** Start of Recorded information **
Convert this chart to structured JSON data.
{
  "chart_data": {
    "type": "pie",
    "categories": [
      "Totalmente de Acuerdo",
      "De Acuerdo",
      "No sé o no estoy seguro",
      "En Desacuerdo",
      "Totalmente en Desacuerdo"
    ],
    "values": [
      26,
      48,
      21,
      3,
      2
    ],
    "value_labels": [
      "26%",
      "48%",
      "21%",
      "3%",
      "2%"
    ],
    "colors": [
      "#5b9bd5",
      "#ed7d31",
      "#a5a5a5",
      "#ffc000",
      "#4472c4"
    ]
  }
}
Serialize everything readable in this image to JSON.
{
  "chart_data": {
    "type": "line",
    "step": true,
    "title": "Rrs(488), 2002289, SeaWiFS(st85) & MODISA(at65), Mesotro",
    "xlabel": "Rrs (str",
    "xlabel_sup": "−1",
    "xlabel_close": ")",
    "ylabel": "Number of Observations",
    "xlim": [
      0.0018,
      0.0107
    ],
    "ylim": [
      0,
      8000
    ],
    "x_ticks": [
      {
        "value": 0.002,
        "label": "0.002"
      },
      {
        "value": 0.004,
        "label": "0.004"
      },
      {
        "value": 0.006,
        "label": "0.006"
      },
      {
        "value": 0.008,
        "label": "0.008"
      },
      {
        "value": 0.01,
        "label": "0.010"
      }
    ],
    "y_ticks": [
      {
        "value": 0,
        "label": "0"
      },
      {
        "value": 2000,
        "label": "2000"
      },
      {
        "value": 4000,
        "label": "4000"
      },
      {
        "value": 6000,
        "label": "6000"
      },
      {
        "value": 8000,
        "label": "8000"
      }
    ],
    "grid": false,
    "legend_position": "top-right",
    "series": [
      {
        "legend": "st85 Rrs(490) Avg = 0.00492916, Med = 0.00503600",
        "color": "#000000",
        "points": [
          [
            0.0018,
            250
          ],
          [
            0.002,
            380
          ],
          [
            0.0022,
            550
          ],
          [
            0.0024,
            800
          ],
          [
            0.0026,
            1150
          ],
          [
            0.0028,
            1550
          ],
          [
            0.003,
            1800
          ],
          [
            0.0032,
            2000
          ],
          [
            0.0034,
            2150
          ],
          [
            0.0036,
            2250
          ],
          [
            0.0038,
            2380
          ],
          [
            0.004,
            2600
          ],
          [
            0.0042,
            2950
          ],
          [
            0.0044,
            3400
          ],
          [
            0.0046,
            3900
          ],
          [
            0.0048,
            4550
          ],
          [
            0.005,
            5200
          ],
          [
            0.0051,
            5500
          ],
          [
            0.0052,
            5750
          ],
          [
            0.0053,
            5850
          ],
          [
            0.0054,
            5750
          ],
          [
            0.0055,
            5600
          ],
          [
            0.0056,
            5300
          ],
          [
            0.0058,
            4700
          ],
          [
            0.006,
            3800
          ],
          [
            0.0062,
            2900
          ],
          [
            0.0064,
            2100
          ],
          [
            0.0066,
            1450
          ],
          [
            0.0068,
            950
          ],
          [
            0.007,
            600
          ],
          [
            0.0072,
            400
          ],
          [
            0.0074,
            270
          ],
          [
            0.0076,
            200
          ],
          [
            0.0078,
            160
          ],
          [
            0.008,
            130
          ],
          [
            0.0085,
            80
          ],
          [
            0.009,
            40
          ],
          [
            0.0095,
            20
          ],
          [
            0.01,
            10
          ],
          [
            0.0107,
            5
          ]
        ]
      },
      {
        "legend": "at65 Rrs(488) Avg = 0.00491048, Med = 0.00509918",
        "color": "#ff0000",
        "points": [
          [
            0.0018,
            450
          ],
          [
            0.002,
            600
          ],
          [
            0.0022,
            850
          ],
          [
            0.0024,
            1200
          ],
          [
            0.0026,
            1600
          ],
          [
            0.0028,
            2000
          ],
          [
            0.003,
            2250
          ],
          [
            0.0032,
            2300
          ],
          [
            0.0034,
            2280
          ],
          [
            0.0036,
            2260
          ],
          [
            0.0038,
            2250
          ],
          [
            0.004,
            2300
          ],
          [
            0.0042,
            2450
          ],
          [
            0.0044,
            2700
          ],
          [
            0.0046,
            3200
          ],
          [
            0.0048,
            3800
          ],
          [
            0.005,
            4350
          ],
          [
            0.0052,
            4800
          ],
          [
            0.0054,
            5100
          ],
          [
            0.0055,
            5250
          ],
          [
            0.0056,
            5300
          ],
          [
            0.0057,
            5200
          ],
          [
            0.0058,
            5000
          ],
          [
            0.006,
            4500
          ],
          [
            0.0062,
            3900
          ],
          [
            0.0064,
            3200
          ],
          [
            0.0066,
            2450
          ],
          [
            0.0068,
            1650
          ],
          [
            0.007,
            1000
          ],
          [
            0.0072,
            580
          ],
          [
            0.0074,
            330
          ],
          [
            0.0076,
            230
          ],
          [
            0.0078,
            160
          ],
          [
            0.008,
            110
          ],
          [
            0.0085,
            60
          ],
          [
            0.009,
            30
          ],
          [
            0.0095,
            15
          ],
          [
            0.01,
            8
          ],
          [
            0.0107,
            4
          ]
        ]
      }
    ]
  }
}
** End of Recorded information **
§ The exercise:
Print every record exactly as it was given.

§ Response for this exercise:
Convert this chart to structured JSON data.
{
  "chart_data": {
    "type": "pie",
    "categories": [
      "Totalmente de Acuerdo",
      "De Acuerdo",
      "No sé o no estoy seguro",
      "En Desacuerdo",
      "Totalmente en Desacuerdo"
    ],
    "values": [
      26,
      48,
      21,
      3,
      2
    ],
    "value_labels": [
      "26%",
      "48%",
      "21%",
      "3%",
      "2%"
    ],
    "colors": [
      "#5b9bd5",
      "#ed7d31",
      "#a5a5a5",
      "#ffc000",
      "#4472c4"
    ]
  }
}
Serialize everything readable in this image to JSON.
{
  "chart_data": {
    "type": "line",
    "step": true,
    "title": "Rrs(488), 2002289, SeaWiFS(st85) & MODISA(at65), Mesotro",
    "xlabel": "Rrs (str",
    "xlabel_sup": "−1",
    "xlabel_close": ")",
    "ylabel": "Number of Observations",
    "xlim": [
      0.0018,
      0.0107
    ],
    "ylim": [
      0,
      8000
    ],
    "x_ticks": [
      {
        "value": 0.002,
        "label": "0.002"
      },
      {
        "value": 0.004,
        "label": "0.004"
      },
      {
        "value": 0.006,
        "label": "0.006"
      },
      {
        "value": 0.008,
        "label": "0.008"
      },
      {
        "value": 0.01,
        "label": "0.010"
      }
    ],
    "y_ticks": [
      {
        "value": 0,
        "label": "0"
      },
      {
        "value": 2000,
        "label": "2000"
      },
      {
        "value": 4000,
        "label": "4000"
      },
      {
        "value": 6000,
        "label": "6000"
      },
      {
        "value": 8000,
        "label": "8000"
      }
    ],
    "grid": false,
    "legend_position": "top-right",
    "series": [
      {
        "legend": "st85 Rrs(490) Avg = 0.00492916, Med = 0.00503600",
        "color": "#000000",
        "points": [
          [
            0.0018,
            250
          ],
          [
            0.002,
            380
          ],
          [
            0.0022,
            550
          ],
          [
            0.0024,
            800
          ],
          [
            0.0026,
            1150
          ],
          [
            0.0028,
            1550
          ],
          [
            0.003,
            1800
          ],
          [
            0.0032,
            2000
          ],
          [
            0.0034,
            2150
          ],
          [
            0.0036,
            2250
          ],
          [
            0.0038,
            2380
          ],
          [
            0.004,
            2600
          ],
          [
            0.0042,
            2950
          ],
          [
            0.0044,
            3400
          ],
          [
            0.0046,
            3900
          ],
          [
            0.0048,
            4550
          ],
          [
            0.005,
            5200
          ],
          [
            0.0051,
            5500
          ],
          [
            0.0052,
            5750
          ],
          [
            0.0053,
            5850
          ],
          [
            0.0054,
            5750
          ],
          [
            0.0055,
            5600
          ],
          [
            0.0056,
            5300
          ],
          [
            0.0058,
            4700
          ],
          [
            0.006,
            3800
          ],
          [
            0.0062,
            2900
          ],
          [
            0.0064,
            2100
          ],
          [
            0.0066,
            1450
          ],
          [
            0.0068,
            950
          ],
          [
            0.007,
            600
          ],
          [
            0.0072,
            400
          ],
          [
            0.0074,
            270
          ],
          [
            0.0076,
            200
          ],
          [
            0.0078,
            160
          ],
          [
            0.008,
            130
          ],
          [
            0.0085,
            80
          ],
          [
            0.009,
            40
          ],
          [
            0.0095,
            20
          ],
          [
            0.01,
            10
          ],
          [
            0.0107,
            5
          ]
        ]
      },
      {
        "legend": "at65 Rrs(488) Avg = 0.00491048, Med = 0.00509918",
        "color": "#ff0000",
        "points": [
          [
            0.0018,
            450
          ],
          [
            0.002,
            600
          ],
          [
            0.0022,
            850
          ],
          [
            0.0024,
            1200
          ],
          [
            0.0026,
            1600
          ],
          [
            0.0028,
            2000
          ],
          [
            0.003,
            2250
          ],
          [
            0.0032,
            2300
          ],
          [
            0.0034,
            2280
          ],
          [
            0.0036,
            2260
          ],
          [
            0.0038,
            2250
          ],
          [
            0.004,
            2300
          ],
          [
            0.0042,
            2450
          ],
          [
            0.0044,
            2700
          ],
          [
            0.0046,
            3200
          ],
          [
            0.0048,
            3800
          ],
          [
            0.005,
            4350
          ],
          [
            0.0052,
            4800
          ],
          [
            0.0054,
            5100
          ],
          [
            0.0055,
            5250
          ],
          [
            0.0056,
            5300
          ],
          [
            0.0057,
            5200
          ],
          [
            0.0058,
            5000
          ],
          [
            0.006,
            4500
          ],
          [
            0.0062,
            3900
          ],
          [
            0.0064,
            3200
          ],
          [
            0.0066,
            2450
          ],
          [
            0.0068,
            1650
          ],
          [
            0.007,
            1000
          ],
          [
            0.0072,
            580
          ],
          [
            0.0074,
            330
          ],
          [
            0.0076,
            230
          ],
          [
            0.0078,
            160
          ],
          [
            0.008,
            110
          ],
          [
            0.0085,
            60
          ],
          [
            0.009,
            30
          ],
          [
            0.0095,
            15
          ],
          [
            0.01,
            8
          ],
          [
            0.0107,
            4
          ]
        ]
      }
    ]
  }
}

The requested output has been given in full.